AVAILABLE DATA
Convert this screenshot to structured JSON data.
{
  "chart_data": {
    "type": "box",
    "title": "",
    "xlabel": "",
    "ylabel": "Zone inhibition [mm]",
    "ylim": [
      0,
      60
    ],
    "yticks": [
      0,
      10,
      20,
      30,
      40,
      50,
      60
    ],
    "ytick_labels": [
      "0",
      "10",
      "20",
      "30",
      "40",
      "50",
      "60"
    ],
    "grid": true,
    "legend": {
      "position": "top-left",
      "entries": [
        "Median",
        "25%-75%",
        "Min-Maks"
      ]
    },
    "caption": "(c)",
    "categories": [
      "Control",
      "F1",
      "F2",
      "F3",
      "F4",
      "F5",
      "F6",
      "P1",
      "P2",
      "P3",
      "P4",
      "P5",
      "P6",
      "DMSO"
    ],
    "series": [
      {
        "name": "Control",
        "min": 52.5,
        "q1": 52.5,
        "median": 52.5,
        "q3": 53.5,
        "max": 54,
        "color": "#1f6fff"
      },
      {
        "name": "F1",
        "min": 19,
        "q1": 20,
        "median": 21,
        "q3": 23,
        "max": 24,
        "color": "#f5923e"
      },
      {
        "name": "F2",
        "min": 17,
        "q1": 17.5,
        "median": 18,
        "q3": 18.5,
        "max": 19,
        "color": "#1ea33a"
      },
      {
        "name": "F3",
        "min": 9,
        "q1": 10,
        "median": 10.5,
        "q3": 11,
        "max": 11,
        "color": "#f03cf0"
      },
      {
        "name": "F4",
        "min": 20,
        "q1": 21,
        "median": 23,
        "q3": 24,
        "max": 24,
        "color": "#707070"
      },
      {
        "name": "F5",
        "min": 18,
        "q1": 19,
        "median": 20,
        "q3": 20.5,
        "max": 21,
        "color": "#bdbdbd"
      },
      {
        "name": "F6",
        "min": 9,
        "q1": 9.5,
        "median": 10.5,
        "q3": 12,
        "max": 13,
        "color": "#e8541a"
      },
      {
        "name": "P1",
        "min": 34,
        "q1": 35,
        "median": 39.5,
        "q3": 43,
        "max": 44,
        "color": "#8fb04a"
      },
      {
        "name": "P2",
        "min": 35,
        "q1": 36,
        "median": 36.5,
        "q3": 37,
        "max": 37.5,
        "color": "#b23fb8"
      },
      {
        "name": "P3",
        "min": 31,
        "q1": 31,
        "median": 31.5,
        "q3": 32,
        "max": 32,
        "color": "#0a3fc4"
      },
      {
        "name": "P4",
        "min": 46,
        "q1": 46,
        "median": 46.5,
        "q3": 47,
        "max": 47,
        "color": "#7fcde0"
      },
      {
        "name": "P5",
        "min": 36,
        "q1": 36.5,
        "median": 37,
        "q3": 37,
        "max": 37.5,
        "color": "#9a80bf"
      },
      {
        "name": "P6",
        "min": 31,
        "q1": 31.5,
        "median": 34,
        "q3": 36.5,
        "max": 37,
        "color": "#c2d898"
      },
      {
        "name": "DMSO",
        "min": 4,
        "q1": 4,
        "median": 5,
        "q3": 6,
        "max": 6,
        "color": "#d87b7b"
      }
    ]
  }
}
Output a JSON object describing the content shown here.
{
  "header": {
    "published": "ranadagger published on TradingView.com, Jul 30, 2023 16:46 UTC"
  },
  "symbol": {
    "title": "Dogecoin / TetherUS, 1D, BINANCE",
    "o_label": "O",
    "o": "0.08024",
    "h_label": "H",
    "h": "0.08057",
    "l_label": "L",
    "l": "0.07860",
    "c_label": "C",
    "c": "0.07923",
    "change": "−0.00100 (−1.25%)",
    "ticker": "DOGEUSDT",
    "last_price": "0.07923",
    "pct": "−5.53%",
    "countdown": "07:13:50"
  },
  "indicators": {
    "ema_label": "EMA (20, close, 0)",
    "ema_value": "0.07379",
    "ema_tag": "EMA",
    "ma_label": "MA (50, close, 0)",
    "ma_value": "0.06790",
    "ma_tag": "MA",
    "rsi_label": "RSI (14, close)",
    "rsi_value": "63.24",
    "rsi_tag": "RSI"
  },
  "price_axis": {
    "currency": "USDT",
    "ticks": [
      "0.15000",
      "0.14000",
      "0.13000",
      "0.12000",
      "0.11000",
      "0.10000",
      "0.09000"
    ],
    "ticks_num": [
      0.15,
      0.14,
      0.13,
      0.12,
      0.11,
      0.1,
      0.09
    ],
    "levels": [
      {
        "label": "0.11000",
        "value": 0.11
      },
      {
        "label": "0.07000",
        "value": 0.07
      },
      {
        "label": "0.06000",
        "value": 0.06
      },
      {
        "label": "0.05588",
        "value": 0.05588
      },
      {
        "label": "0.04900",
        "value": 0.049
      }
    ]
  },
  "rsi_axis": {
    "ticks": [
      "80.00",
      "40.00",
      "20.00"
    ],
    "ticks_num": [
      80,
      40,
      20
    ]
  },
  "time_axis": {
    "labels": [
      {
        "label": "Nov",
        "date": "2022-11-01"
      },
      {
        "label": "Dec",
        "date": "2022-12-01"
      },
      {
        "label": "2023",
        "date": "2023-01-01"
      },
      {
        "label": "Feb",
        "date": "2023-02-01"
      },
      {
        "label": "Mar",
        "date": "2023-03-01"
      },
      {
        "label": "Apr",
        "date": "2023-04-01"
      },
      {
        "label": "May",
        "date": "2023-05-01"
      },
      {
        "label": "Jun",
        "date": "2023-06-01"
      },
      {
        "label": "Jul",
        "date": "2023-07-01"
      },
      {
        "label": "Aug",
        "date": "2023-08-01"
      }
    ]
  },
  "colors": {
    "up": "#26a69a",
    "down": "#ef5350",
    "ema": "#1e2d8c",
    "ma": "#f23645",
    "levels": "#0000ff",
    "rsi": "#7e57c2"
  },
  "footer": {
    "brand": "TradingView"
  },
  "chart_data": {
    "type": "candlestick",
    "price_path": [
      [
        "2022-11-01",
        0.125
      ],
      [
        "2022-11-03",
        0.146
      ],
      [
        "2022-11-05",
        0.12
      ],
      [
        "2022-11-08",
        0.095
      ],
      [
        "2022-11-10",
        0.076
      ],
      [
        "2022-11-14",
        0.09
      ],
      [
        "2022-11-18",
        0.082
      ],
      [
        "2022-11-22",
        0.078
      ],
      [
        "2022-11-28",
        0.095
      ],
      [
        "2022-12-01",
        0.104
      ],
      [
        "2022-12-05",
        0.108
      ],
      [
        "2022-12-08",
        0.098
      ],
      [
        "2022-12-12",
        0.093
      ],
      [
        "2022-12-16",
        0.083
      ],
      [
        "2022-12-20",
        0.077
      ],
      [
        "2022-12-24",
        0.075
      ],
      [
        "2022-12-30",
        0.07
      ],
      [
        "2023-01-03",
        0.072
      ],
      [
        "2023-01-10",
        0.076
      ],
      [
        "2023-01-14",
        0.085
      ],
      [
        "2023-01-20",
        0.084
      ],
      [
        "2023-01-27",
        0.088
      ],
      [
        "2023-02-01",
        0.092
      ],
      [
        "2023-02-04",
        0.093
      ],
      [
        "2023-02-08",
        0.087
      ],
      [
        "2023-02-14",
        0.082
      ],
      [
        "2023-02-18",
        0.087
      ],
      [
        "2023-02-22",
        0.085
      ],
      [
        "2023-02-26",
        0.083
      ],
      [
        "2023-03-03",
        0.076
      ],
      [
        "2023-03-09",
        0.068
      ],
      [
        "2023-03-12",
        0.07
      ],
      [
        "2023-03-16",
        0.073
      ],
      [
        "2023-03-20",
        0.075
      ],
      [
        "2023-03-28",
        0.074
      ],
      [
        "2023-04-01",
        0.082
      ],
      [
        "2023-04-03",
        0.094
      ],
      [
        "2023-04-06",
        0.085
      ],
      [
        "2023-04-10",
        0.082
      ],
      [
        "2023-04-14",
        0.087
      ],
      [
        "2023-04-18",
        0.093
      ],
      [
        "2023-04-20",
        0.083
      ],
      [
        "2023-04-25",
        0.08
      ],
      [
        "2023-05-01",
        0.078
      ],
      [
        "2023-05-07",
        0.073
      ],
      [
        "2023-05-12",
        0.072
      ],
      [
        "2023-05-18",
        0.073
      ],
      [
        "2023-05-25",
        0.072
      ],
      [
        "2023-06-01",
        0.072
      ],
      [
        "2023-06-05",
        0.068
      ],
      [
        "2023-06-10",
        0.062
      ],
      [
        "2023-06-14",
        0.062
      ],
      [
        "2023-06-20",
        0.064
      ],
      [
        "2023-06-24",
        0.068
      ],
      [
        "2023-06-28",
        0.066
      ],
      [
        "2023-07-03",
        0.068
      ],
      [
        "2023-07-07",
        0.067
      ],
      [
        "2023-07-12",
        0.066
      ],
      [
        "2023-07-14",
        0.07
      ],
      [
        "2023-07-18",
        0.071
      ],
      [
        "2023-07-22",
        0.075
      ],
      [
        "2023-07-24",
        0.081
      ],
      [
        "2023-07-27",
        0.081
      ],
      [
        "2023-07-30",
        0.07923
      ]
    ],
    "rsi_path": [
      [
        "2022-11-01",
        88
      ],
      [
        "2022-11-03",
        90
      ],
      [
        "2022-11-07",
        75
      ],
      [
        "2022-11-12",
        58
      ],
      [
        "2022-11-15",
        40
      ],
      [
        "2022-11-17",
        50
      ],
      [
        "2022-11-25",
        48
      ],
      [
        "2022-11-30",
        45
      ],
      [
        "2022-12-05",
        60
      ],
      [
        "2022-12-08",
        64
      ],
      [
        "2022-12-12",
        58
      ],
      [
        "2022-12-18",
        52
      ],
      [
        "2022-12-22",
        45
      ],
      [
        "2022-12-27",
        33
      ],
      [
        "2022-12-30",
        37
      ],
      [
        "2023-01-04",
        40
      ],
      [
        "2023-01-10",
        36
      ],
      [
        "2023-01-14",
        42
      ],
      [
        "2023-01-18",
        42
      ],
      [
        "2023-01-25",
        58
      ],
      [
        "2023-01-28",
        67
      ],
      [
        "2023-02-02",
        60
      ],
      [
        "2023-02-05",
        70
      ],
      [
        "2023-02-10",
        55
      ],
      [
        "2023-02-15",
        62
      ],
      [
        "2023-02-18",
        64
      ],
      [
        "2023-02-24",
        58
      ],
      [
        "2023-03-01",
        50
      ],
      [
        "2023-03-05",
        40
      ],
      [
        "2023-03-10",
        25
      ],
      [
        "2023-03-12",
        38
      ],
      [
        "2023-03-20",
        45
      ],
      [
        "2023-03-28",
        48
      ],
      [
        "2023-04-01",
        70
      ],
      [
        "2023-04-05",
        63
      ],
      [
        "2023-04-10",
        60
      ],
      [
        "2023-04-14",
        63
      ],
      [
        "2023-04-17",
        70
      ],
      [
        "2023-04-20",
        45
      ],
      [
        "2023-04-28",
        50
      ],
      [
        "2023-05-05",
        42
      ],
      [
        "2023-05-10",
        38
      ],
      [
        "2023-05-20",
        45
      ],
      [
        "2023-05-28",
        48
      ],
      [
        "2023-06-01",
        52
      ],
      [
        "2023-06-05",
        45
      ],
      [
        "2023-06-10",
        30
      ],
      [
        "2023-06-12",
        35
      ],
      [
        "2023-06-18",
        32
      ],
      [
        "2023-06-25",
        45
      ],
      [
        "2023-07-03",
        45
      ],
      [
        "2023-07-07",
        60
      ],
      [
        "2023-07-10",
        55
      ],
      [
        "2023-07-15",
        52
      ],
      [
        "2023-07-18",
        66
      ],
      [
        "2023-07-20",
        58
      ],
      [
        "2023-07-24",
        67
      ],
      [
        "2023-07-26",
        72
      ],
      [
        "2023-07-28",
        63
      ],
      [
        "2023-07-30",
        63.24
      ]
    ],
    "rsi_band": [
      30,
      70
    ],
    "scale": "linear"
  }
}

AIM OF THE EXERCISE
Show the lines that mention the word "JSON".

TASK SOLUTION
Convert this screenshot to structured JSON data.
Output a JSON object describing the content shown here.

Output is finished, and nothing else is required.